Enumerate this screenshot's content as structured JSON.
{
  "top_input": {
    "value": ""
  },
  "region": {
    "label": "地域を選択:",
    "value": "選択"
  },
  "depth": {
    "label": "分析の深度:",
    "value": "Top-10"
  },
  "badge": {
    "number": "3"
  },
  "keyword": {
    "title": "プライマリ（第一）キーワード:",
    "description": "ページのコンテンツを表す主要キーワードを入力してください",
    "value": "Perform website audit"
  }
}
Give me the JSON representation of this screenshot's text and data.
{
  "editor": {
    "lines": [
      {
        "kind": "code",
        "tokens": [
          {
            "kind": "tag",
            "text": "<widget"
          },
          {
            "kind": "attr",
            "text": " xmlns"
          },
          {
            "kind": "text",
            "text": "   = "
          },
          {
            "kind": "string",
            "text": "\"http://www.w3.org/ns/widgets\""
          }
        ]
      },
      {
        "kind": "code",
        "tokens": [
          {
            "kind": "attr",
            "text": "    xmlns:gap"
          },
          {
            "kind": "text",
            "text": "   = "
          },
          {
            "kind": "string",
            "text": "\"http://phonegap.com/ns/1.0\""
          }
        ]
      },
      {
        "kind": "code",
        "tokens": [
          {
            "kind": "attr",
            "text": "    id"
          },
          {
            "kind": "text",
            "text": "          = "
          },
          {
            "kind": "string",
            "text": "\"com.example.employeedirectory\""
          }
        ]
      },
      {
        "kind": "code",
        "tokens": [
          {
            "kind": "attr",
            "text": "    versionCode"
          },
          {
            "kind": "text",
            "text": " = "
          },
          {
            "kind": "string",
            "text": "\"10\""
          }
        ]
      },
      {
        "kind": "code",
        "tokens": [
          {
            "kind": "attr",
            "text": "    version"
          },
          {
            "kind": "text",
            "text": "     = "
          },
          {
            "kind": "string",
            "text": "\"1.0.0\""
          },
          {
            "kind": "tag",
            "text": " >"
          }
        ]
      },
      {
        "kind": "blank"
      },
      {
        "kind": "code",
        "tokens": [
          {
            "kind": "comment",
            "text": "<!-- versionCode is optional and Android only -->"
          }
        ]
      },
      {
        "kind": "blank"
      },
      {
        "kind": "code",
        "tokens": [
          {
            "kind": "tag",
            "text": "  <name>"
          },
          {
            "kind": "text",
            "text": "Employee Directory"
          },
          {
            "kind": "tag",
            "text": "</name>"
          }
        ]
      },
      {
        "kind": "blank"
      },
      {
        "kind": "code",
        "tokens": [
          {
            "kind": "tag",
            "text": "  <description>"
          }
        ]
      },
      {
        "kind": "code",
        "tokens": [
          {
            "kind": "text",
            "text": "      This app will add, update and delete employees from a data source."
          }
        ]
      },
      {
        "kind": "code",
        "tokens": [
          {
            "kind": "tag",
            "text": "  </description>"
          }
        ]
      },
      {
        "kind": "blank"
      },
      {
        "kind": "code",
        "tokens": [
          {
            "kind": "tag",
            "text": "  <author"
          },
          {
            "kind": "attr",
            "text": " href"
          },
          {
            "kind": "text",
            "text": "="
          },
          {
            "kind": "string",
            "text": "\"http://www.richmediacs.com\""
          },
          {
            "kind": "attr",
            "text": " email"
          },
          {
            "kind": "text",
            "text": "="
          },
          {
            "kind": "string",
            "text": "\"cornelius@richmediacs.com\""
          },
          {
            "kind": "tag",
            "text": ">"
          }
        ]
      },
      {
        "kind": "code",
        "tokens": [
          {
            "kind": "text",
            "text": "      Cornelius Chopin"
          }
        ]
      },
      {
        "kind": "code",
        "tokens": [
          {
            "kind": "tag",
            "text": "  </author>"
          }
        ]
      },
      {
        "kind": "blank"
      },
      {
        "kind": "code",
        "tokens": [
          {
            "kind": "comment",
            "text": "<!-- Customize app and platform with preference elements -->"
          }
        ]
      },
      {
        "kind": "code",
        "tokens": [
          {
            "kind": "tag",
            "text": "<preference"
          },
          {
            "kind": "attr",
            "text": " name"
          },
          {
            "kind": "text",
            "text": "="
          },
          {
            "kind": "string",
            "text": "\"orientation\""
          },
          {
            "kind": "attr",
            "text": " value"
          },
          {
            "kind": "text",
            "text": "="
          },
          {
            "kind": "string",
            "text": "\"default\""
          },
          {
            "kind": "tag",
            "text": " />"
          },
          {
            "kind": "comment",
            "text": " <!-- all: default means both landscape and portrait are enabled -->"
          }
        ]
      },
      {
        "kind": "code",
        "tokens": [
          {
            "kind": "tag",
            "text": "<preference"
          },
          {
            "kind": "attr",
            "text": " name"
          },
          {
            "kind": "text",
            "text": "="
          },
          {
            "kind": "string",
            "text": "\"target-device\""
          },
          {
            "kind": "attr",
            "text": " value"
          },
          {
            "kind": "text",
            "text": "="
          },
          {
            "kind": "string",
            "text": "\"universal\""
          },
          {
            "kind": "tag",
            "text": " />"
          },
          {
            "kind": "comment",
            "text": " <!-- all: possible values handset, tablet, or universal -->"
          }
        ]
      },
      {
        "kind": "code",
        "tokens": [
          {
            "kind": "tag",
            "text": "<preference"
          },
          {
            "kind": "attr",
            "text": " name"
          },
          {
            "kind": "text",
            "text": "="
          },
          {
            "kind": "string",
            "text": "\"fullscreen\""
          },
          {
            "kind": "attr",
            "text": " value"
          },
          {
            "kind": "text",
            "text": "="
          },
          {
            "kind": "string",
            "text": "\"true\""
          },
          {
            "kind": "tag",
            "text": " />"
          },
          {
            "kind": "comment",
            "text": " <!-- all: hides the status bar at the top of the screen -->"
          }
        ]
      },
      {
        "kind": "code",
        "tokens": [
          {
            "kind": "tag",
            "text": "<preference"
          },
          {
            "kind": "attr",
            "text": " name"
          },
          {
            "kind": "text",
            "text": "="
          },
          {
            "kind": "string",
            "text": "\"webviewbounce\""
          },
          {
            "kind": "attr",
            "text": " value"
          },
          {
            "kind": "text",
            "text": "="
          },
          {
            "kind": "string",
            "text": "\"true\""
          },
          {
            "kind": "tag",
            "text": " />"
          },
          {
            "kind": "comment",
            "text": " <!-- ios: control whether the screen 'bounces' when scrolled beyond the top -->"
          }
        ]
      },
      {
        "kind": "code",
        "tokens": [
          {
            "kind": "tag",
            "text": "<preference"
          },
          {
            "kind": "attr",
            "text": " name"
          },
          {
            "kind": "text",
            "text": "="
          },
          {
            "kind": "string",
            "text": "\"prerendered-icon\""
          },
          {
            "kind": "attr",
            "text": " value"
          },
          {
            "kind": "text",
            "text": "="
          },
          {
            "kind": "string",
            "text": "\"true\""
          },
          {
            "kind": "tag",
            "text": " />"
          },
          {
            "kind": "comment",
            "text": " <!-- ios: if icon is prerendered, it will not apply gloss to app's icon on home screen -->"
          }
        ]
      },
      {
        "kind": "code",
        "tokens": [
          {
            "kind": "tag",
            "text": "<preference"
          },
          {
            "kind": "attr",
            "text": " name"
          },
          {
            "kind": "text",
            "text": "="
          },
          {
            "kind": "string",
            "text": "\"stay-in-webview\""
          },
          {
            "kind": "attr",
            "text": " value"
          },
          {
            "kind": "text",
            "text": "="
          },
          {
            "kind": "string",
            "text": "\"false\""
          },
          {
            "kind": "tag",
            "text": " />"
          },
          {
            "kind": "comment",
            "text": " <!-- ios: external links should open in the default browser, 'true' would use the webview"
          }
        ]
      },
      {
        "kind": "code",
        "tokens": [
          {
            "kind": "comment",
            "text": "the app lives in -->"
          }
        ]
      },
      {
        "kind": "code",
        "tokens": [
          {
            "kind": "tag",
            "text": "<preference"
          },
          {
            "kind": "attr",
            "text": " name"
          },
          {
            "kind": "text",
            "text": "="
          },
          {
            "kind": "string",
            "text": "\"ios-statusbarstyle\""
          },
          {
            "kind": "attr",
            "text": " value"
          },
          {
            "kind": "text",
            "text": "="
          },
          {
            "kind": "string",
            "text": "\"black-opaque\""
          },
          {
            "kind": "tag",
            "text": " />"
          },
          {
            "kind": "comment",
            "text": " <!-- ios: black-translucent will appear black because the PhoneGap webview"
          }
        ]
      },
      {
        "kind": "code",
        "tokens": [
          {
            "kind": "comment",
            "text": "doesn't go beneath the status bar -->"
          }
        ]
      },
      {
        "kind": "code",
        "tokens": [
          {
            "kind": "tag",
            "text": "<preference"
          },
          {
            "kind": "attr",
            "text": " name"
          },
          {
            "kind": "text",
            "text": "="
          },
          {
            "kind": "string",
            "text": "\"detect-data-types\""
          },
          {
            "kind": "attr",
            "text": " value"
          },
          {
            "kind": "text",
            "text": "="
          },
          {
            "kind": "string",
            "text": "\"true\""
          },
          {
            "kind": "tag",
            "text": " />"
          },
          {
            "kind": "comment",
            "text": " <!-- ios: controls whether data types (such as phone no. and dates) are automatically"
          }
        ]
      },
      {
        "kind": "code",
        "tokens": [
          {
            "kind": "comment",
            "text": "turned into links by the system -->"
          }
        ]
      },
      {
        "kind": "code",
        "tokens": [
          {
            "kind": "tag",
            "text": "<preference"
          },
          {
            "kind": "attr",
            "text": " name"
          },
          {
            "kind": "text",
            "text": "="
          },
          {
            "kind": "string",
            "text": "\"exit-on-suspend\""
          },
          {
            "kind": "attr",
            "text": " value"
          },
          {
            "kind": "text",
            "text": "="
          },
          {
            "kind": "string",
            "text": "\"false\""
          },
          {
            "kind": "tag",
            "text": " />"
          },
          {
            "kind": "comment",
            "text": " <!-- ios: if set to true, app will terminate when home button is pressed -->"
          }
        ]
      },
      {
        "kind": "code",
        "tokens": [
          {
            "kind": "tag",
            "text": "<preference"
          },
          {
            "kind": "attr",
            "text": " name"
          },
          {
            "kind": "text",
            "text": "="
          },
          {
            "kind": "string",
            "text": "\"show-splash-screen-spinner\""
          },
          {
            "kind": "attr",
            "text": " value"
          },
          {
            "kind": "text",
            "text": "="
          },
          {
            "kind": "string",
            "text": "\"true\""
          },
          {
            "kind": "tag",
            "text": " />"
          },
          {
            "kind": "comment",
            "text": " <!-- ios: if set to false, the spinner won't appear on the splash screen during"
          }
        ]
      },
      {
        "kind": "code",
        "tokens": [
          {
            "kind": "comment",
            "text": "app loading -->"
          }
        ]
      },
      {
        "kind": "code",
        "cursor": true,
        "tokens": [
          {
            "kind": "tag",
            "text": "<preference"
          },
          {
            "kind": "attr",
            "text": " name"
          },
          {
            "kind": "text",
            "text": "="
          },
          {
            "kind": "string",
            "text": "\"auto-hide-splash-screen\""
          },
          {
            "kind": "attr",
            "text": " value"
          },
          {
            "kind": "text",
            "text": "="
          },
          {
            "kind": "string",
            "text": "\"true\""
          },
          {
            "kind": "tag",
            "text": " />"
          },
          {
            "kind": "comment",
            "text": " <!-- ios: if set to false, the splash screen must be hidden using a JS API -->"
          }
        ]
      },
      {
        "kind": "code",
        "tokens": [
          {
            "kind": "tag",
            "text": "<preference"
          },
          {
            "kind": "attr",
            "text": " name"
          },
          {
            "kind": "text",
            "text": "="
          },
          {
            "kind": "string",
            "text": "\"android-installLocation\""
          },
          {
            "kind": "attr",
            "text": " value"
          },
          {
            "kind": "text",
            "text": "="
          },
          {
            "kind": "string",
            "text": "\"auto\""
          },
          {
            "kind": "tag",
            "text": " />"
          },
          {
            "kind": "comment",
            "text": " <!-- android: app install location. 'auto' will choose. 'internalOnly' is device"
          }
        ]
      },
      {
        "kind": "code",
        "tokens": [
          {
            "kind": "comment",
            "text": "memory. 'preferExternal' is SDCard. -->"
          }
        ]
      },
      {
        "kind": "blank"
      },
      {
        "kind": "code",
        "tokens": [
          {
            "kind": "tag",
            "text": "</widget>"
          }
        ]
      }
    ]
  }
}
★ ★ ★ ★ ★
_Exercise_:
Some lines of the data above may hold the word "spinner"; report how many do, and nothing else.

_Reply to the task_:
2